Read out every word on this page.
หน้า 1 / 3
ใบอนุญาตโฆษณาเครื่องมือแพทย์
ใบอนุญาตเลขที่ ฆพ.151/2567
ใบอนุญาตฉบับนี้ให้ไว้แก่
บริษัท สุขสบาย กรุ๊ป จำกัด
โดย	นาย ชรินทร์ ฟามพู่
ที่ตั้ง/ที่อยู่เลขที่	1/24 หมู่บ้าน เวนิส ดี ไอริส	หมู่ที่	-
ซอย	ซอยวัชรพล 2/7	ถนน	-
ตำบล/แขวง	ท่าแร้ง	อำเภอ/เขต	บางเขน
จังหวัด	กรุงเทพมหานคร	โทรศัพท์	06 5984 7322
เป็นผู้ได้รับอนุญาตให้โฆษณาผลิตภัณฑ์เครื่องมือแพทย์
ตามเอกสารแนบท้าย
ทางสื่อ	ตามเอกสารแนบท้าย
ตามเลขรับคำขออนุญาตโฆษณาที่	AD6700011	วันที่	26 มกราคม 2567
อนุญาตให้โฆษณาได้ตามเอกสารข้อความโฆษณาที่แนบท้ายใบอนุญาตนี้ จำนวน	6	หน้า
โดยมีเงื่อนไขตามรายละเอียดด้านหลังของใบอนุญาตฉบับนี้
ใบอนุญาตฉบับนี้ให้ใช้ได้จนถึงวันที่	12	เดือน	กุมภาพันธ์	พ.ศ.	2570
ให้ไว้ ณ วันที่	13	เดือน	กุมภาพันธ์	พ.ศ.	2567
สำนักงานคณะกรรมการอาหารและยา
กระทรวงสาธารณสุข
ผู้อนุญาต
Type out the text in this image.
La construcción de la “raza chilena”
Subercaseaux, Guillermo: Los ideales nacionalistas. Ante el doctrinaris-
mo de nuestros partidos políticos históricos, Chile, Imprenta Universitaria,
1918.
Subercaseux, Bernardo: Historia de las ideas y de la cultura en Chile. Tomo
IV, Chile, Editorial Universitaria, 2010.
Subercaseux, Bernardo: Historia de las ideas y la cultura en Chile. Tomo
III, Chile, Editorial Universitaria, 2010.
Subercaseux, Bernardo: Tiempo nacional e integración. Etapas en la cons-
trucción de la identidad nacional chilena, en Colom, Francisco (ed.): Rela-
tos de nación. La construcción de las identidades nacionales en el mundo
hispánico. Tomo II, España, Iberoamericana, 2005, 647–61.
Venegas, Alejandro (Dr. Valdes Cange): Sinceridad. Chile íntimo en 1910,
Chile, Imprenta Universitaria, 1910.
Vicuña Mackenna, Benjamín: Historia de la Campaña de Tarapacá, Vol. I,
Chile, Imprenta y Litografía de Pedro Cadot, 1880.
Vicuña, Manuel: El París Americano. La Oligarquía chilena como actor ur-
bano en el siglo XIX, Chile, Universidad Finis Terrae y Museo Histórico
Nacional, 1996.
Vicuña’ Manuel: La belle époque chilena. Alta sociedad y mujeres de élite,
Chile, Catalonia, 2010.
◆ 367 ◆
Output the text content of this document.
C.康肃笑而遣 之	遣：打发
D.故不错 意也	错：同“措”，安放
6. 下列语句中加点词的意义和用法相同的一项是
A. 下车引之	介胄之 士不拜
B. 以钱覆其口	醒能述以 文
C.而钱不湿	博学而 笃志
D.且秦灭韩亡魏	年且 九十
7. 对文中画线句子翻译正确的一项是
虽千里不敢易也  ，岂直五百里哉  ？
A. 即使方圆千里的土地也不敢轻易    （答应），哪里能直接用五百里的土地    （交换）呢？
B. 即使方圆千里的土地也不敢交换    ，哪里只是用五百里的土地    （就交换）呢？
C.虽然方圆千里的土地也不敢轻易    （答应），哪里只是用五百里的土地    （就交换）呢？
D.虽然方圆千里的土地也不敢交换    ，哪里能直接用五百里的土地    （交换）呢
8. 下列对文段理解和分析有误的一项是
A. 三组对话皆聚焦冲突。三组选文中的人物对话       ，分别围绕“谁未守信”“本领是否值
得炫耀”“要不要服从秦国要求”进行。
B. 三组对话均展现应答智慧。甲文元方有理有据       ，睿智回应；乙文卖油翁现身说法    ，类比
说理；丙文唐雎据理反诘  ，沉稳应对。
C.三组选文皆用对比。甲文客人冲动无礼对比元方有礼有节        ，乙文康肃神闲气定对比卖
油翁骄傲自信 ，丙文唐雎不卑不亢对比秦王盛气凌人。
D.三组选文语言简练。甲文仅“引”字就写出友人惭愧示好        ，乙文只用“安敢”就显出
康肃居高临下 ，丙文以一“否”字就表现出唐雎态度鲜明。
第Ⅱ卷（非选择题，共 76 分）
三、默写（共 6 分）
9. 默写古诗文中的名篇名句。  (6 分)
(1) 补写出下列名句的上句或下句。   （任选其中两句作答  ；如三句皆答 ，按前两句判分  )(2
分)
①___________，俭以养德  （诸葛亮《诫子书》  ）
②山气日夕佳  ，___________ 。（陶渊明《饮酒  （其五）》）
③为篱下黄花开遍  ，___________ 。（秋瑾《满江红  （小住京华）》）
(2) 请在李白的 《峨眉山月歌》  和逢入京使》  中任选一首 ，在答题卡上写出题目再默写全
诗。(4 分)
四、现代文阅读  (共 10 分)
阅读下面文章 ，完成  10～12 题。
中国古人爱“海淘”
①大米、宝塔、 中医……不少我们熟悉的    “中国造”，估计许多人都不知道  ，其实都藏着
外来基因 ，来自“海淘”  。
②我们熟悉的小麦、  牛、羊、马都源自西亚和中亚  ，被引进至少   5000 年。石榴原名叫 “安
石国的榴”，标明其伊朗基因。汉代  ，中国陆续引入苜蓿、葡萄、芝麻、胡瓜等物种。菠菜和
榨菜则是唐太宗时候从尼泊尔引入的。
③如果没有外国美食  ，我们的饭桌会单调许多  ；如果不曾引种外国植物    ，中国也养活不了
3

===============

WHAT THE EXERCISE ASKS |
Every entry in the listing must be retyped exactly.

ANSWER TO THE PROBLEM |
Read out every word on this page.
หน้า 1 / 3
ใบอนุญาตโฆษณาเครื่องมือแพทย์
ใบอนุญาตเลขที่ ฆพ.151/2567
ใบอนุญาตฉบับนี้ให้ไว้แก่
บริษัท สุขสบาย กรุ๊ป จำกัด
โดย	นาย ชรินทร์ ฟามพู่
ที่ตั้ง/ที่อยู่เลขที่	1/24 หมู่บ้าน เวนิส ดี ไอริส	หมู่ที่	-
ซอย	ซอยวัชรพล 2/7	ถนน	-
ตำบล/แขวง	ท่าแร้ง	อำเภอ/เขต	บางเขน
จังหวัด	กรุงเทพมหานคร	โทรศัพท์	06 5984 7322
เป็นผู้ได้รับอนุญาตให้โฆษณาผลิตภัณฑ์เครื่องมือแพทย์
ตามเอกสารแนบท้าย
ทางสื่อ	ตามเอกสารแนบท้าย
ตามเลขรับคำขออนุญาตโฆษณาที่	AD6700011	วันที่	26 มกราคม 2567
อนุญาตให้โฆษณาได้ตามเอกสารข้อความโฆษณาที่แนบท้ายใบอนุญาตนี้ จำนวน	6	หน้า
โดยมีเงื่อนไขตามรายละเอียดด้านหลังของใบอนุญาตฉบับนี้
ใบอนุญาตฉบับนี้ให้ใช้ได้จนถึงวันที่	12	เดือน	กุมภาพันธ์	พ.ศ.	2570
ให้ไว้ ณ วันที่	13	เดือน	กุมภาพันธ์	พ.ศ.	2567
สำนักงานคณะกรรมการอาหารและยา
กระทรวงสาธารณสุข
ผู้อนุญาต
Type out the text in this image.
La construcción de la “raza chilena”
Subercaseaux, Guillermo: Los ideales nacionalistas. Ante el doctrinaris-
mo de nuestros partidos políticos históricos, Chile, Imprenta Universitaria,
1918.
Subercaseux, Bernardo: Historia de las ideas y de la cultura en Chile. Tomo
IV, Chile, Editorial Universitaria, 2010.
Subercaseux, Bernardo: Historia de las ideas y la cultura en Chile. Tomo
III, Chile, Editorial Universitaria, 2010.
Subercaseux, Bernardo: Tiempo nacional e integración. Etapas en la cons-
trucción de la identidad nacional chilena, en Colom, Francisco (ed.): Rela-
tos de nación. La construcción de las identidades nacionales en el mundo
hispánico. Tomo II, España, Iberoamericana, 2005, 647–61.
Venegas, Alejandro (Dr. Valdes Cange): Sinceridad. Chile íntimo en 1910,
Chile, Imprenta Universitaria, 1910.
Vicuña Mackenna, Benjamín: Historia de la Campaña de Tarapacá, Vol. I,
Chile, Imprenta y Litografía de Pedro Cadot, 1880.
Vicuña, Manuel: El París Americano. La Oligarquía chilena como actor ur-
bano en el siglo XIX, Chile, Universidad Finis Terrae y Museo Histórico
Nacional, 1996.
Vicuña’ Manuel: La belle époque chilena. Alta sociedad y mujeres de élite,
Chile, Catalonia, 2010.
◆ 367 ◆
Output the text content of this document.
C.康肃笑而遣 之	遣：打发
D.故不错 意也	错：同“措”，安放
6. 下列语句中加点词的意义和用法相同的一项是
A. 下车引之	介胄之 士不拜
B. 以钱覆其口	醒能述以 文
C.而钱不湿	博学而 笃志
D.且秦灭韩亡魏	年且 九十
7. 对文中画线句子翻译正确的一项是
虽千里不敢易也  ，岂直五百里哉  ？
A. 即使方圆千里的土地也不敢轻易    （答应），哪里能直接用五百里的土地    （交换）呢？
B. 即使方圆千里的土地也不敢交换    ，哪里只是用五百里的土地    （就交换）呢？
C.虽然方圆千里的土地也不敢轻易    （答应），哪里只是用五百里的土地    （就交换）呢？
D.虽然方圆千里的土地也不敢交换    ，哪里能直接用五百里的土地    （交换）呢
8. 下列对文段理解和分析有误的一项是
A. 三组对话皆聚焦冲突。三组选文中的人物对话       ，分别围绕“谁未守信”“本领是否值
得炫耀”“要不要服从秦国要求”进行。
B. 三组对话均展现应答智慧。甲文元方有理有据       ，睿智回应；乙文卖油翁现身说法    ，类比
说理；丙文唐雎据理反诘  ，沉稳应对。
C.三组选文皆用对比。甲文客人冲动无礼对比元方有礼有节        ，乙文康肃神闲气定对比卖
油翁骄傲自信 ，丙文唐雎不卑不亢对比秦王盛气凌人。
D.三组选文语言简练。甲文仅“引”字就写出友人惭愧示好        ，乙文只用“安敢”就显出
康肃居高临下 ，丙文以一“否”字就表现出唐雎态度鲜明。
第Ⅱ卷（非选择题，共 76 分）
三、默写（共 6 分）
9. 默写古诗文中的名篇名句。  (6 分)
(1) 补写出下列名句的上句或下句。   （任选其中两句作答  ；如三句皆答 ，按前两句判分  )(2
分)
①___________，俭以养德  （诸葛亮《诫子书》  ）
②山气日夕佳  ，___________ 。（陶渊明《饮酒  （其五）》）
③为篱下黄花开遍  ，___________ 。（秋瑾《满江红  （小住京华）》）
(2) 请在李白的 《峨眉山月歌》  和逢入京使》  中任选一首 ，在答题卡上写出题目再默写全
诗。(4 分)
四、现代文阅读  (共 10 分)
阅读下面文章 ，完成  10～12 题。
中国古人爱“海淘”
①大米、宝塔、 中医……不少我们熟悉的    “中国造”，估计许多人都不知道  ，其实都藏着
外来基因 ，来自“海淘”  。
②我们熟悉的小麦、  牛、羊、马都源自西亚和中亚  ，被引进至少   5000 年。石榴原名叫 “安
石国的榴”，标明其伊朗基因。汉代  ，中国陆续引入苜蓿、葡萄、芝麻、胡瓜等物种。菠菜和
榨菜则是唐太宗时候从尼泊尔引入的。
③如果没有外国美食  ，我们的饭桌会单调许多  ；如果不曾引种外国植物    ，中国也养活不了
3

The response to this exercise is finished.